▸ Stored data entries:
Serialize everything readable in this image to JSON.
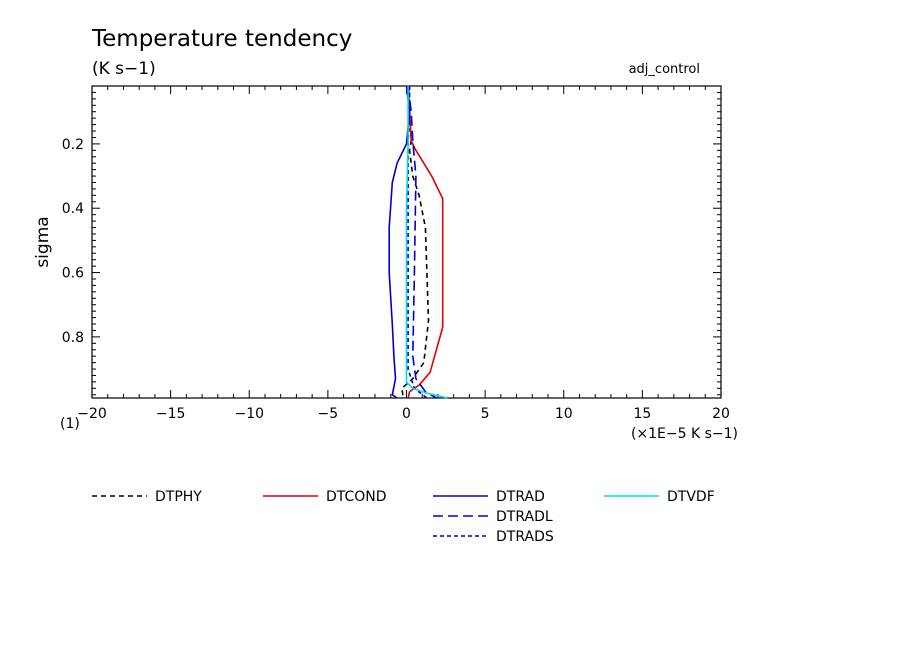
{
  "header": {
    "title": "Temperature tendency",
    "units": "(K s−1)",
    "experiment": "adj_control"
  },
  "chart_data": {
    "type": "line",
    "ylabel": "sigma",
    "x_scale_label": "(×1E−5 K s−1)",
    "corner_label": "(1)",
    "xlim": [
      -20,
      20
    ],
    "ylim": [
      0.02,
      0.99
    ],
    "y_inverted": true,
    "x_ticks": [
      -20,
      -15,
      -10,
      -5,
      0,
      5,
      10,
      15,
      20
    ],
    "x_tick_labels": [
      "−20",
      "−15",
      "−10",
      "−5",
      "0",
      "5",
      "10",
      "15",
      "20"
    ],
    "y_ticks": [
      0.2,
      0.4,
      0.6,
      0.8
    ],
    "y_tick_labels": [
      "0.2",
      "0.4",
      "0.6",
      "0.8"
    ],
    "series": [
      {
        "name": "DTPHY",
        "color": "#000000",
        "dash": "dashed",
        "points": [
          [
            0.1,
            0.02
          ],
          [
            0.2,
            0.1
          ],
          [
            0.3,
            0.19
          ],
          [
            0.2,
            0.22
          ],
          [
            0.4,
            0.3
          ],
          [
            0.8,
            0.36
          ],
          [
            1.2,
            0.46
          ],
          [
            1.3,
            0.6
          ],
          [
            1.4,
            0.75
          ],
          [
            1.1,
            0.88
          ],
          [
            0.4,
            0.93
          ],
          [
            -0.3,
            0.96
          ],
          [
            -0.2,
            0.99
          ]
        ]
      },
      {
        "name": "DTCOND",
        "color": "#e00000",
        "dash": "solid",
        "points": [
          [
            0.1,
            0.02
          ],
          [
            0.2,
            0.1
          ],
          [
            0.3,
            0.19
          ],
          [
            0.6,
            0.22
          ],
          [
            1.6,
            0.3
          ],
          [
            2.3,
            0.37
          ],
          [
            2.3,
            0.46
          ],
          [
            2.3,
            0.6
          ],
          [
            2.3,
            0.77
          ],
          [
            1.5,
            0.91
          ],
          [
            0.8,
            0.95
          ],
          [
            0.2,
            0.97
          ],
          [
            0.1,
            0.99
          ]
        ]
      },
      {
        "name": "DTRAD",
        "color": "#0000cc",
        "dash": "solid",
        "points": [
          [
            0.0,
            0.02
          ],
          [
            0.2,
            0.1
          ],
          [
            0.0,
            0.2
          ],
          [
            -0.6,
            0.26
          ],
          [
            -0.9,
            0.32
          ],
          [
            -1.1,
            0.46
          ],
          [
            -1.1,
            0.6
          ],
          [
            -0.9,
            0.76
          ],
          [
            -0.8,
            0.86
          ],
          [
            -0.7,
            0.93
          ],
          [
            -0.9,
            0.98
          ],
          [
            -0.6,
            0.99
          ]
        ]
      },
      {
        "name": "DTRADL",
        "color": "#0000cc",
        "dash": "longdash",
        "points": [
          [
            0.1,
            0.02
          ],
          [
            0.3,
            0.1
          ],
          [
            0.4,
            0.19
          ],
          [
            0.6,
            0.3
          ],
          [
            0.5,
            0.6
          ],
          [
            0.4,
            0.86
          ],
          [
            0.6,
            0.93
          ],
          [
            1.2,
            0.97
          ],
          [
            1.9,
            0.99
          ]
        ]
      },
      {
        "name": "DTRADS",
        "color": "#0000cc",
        "dash": "shortdash",
        "points": [
          [
            0.2,
            0.02
          ],
          [
            0.2,
            0.1
          ],
          [
            0.1,
            0.2
          ],
          [
            0.1,
            0.6
          ],
          [
            0.1,
            0.9
          ],
          [
            0.5,
            0.96
          ],
          [
            1.3,
            0.99
          ]
        ]
      },
      {
        "name": "DTVDF",
        "color": "#00dddd",
        "dash": "solid",
        "points": [
          [
            0.1,
            0.02
          ],
          [
            0.1,
            0.2
          ],
          [
            0.0,
            0.4
          ],
          [
            0.0,
            0.6
          ],
          [
            0.0,
            0.8
          ],
          [
            0.0,
            0.94
          ],
          [
            0.4,
            0.96
          ],
          [
            1.3,
            0.975
          ],
          [
            2.6,
            0.99
          ]
        ]
      }
    ]
  }
}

▸ Task details: Transcribe every entry above exactly. Omit all pictures.

▸ Solved exercise:
Serialize everything readable in this image to JSON.
{
  "header": {
    "title": "Temperature tendency",
    "units": "(K s−1)",
    "experiment": "adj_control"
  },
  "chart_data": {
    "type": "line",
    "ylabel": "sigma",
    "x_scale_label": "(×1E−5 K s−1)",
    "corner_label": "(1)",
    "xlim": [
      -20,
      20
    ],
    "ylim": [
      0.02,
      0.99
    ],
    "y_inverted": true,
    "x_ticks": [
      -20,
      -15,
      -10,
      -5,
      0,
      5,
      10,
      15,
      20
    ],
    "x_tick_labels": [
      "−20",
      "−15",
      "−10",
      "−5",
      "0",
      "5",
      "10",
      "15",
      "20"
    ],
    "y_ticks": [
      0.2,
      0.4,
      0.6,
      0.8
    ],
    "y_tick_labels": [
      "0.2",
      "0.4",
      "0.6",
      "0.8"
    ],
    "series": [
      {
        "name": "DTPHY",
        "color": "#000000",
        "dash": "dashed",
        "points": [
          [
            0.1,
            0.02
          ],
          [
            0.2,
            0.1
          ],
          [
            0.3,
            0.19
          ],
          [
            0.2,
            0.22
          ],
          [
            0.4,
            0.3
          ],
          [
            0.8,
            0.36
          ],
          [
            1.2,
            0.46
          ],
          [
            1.3,
            0.6
          ],
          [
            1.4,
            0.75
          ],
          [
            1.1,
            0.88
          ],
          [
            0.4,
            0.93
          ],
          [
            -0.3,
            0.96
          ],
          [
            -0.2,
            0.99
          ]
        ]
      },
      {
        "name": "DTCOND",
        "color": "#e00000",
        "dash": "solid",
        "points": [
          [
            0.1,
            0.02
          ],
          [
            0.2,
            0.1
          ],
          [
            0.3,
            0.19
          ],
          [
            0.6,
            0.22
          ],
          [
            1.6,
            0.3
          ],
          [
            2.3,
            0.37
          ],
          [
            2.3,
            0.46
          ],
          [
            2.3,
            0.6
          ],
          [
            2.3,
            0.77
          ],
          [
            1.5,
            0.91
          ],
          [
            0.8,
            0.95
          ],
          [
            0.2,
            0.97
          ],
          [
            0.1,
            0.99
          ]
        ]
      },
      {
        "name": "DTRAD",
        "color": "#0000cc",
        "dash": "solid",
        "points": [
          [
            0.0,
            0.02
          ],
          [
            0.2,
            0.1
          ],
          [
            0.0,
            0.2
          ],
          [
            -0.6,
            0.26
          ],
          [
            -0.9,
            0.32
          ],
          [
            -1.1,
            0.46
          ],
          [
            -1.1,
            0.6
          ],
          [
            -0.9,
            0.76
          ],
          [
            -0.8,
            0.86
          ],
          [
            -0.7,
            0.93
          ],
          [
            -0.9,
            0.98
          ],
          [
            -0.6,
            0.99
          ]
        ]
      },
      {
        "name": "DTRADL",
        "color": "#0000cc",
        "dash": "longdash",
        "points": [
          [
            0.1,
            0.02
          ],
          [
            0.3,
            0.1
          ],
          [
            0.4,
            0.19
          ],
          [
            0.6,
            0.3
          ],
          [
            0.5,
            0.6
          ],
          [
            0.4,
            0.86
          ],
          [
            0.6,
            0.93
          ],
          [
            1.2,
            0.97
          ],
          [
            1.9,
            0.99
          ]
        ]
      },
      {
        "name": "DTRADS",
        "color": "#0000cc",
        "dash": "shortdash",
        "points": [
          [
            0.2,
            0.02
          ],
          [
            0.2,
            0.1
          ],
          [
            0.1,
            0.2
          ],
          [
            0.1,
            0.6
          ],
          [
            0.1,
            0.9
          ],
          [
            0.5,
            0.96
          ],
          [
            1.3,
            0.99
          ]
        ]
      },
      {
        "name": "DTVDF",
        "color": "#00dddd",
        "dash": "solid",
        "points": [
          [
            0.1,
            0.02
          ],
          [
            0.1,
            0.2
          ],
          [
            0.0,
            0.4
          ],
          [
            0.0,
            0.6
          ],
          [
            0.0,
            0.8
          ],
          [
            0.0,
            0.94
          ],
          [
            0.4,
            0.96
          ],
          [
            1.3,
            0.975
          ],
          [
            2.6,
            0.99
          ]
        ]
      }
    ]
  }
}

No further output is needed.